* start MATERIAL SUPPLIED *
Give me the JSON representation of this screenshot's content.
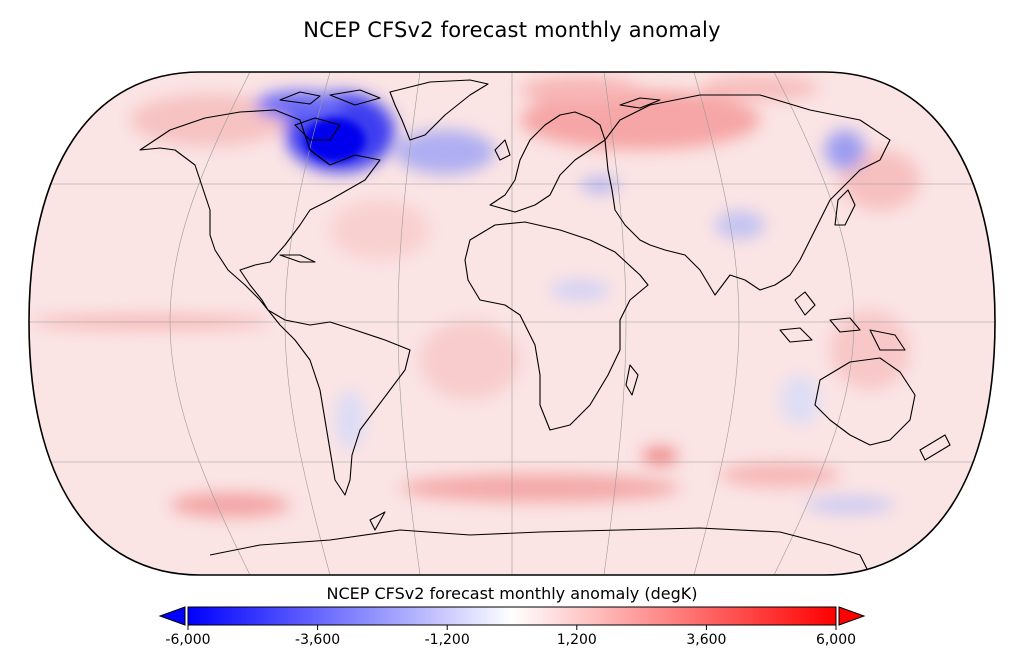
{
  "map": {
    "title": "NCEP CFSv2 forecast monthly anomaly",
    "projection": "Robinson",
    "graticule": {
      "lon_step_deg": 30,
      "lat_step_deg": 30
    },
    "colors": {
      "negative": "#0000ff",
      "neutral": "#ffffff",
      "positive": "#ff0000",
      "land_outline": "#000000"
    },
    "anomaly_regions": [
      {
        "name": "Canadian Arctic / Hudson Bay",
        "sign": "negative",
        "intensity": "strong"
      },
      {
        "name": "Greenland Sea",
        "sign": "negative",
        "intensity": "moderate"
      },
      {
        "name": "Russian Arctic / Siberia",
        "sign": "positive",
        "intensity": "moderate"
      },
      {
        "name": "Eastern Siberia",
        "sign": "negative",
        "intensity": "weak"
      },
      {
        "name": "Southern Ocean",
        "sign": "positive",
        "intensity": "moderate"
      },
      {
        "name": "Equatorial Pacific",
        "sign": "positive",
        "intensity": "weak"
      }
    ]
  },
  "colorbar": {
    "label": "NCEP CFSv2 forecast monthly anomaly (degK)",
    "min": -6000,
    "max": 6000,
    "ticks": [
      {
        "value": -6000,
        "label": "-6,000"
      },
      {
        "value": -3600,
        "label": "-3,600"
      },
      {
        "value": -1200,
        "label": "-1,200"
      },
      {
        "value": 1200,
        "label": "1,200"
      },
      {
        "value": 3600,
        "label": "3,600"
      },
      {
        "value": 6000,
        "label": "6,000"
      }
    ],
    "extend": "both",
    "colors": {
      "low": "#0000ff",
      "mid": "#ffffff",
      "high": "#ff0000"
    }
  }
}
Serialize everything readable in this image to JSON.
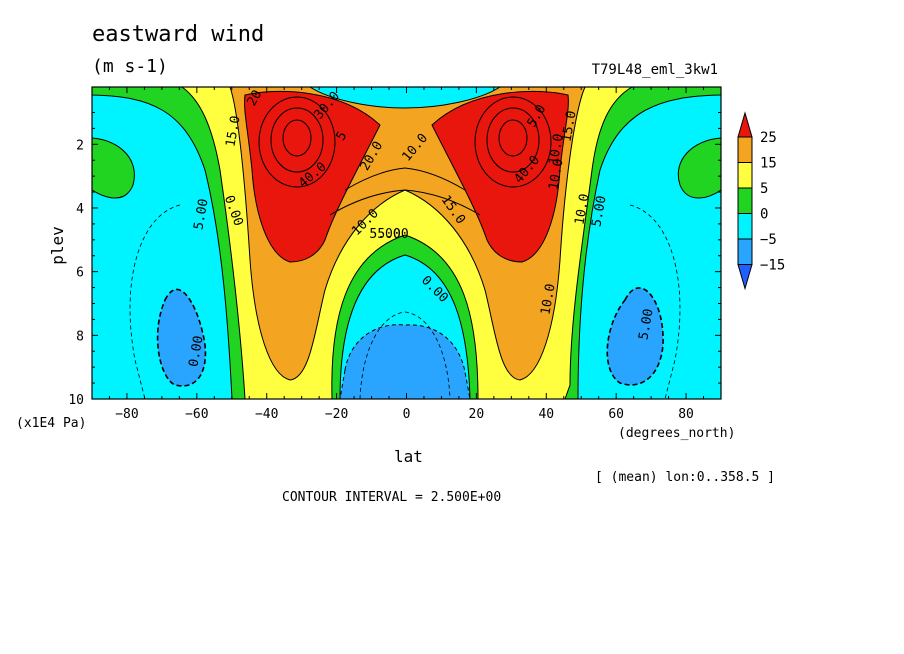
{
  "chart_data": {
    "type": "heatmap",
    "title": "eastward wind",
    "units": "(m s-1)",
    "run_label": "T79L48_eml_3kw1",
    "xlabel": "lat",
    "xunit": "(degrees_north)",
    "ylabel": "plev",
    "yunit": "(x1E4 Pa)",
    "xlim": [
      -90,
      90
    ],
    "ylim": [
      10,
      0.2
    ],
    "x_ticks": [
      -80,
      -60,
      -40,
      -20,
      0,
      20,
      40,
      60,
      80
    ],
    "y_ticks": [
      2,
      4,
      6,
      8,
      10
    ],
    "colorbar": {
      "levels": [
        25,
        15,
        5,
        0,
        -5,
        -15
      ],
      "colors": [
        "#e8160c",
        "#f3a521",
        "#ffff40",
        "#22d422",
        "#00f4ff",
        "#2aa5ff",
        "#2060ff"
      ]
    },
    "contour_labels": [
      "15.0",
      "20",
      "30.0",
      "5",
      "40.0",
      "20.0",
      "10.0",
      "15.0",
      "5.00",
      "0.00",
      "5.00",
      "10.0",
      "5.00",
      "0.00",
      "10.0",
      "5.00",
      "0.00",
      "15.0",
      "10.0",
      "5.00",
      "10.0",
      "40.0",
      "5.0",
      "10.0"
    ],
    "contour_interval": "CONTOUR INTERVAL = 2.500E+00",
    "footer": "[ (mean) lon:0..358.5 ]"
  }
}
* end MATERIAL SUPPLIED *
→ **SHORT TASK**: Which lines contain the word "monthly"? Return each of them.

→ **THE SOLUTION**:
    "title": "NCEP CFSv2 forecast monthly anomaly",
    "label": "NCEP CFSv2 forecast monthly anomaly (degK)",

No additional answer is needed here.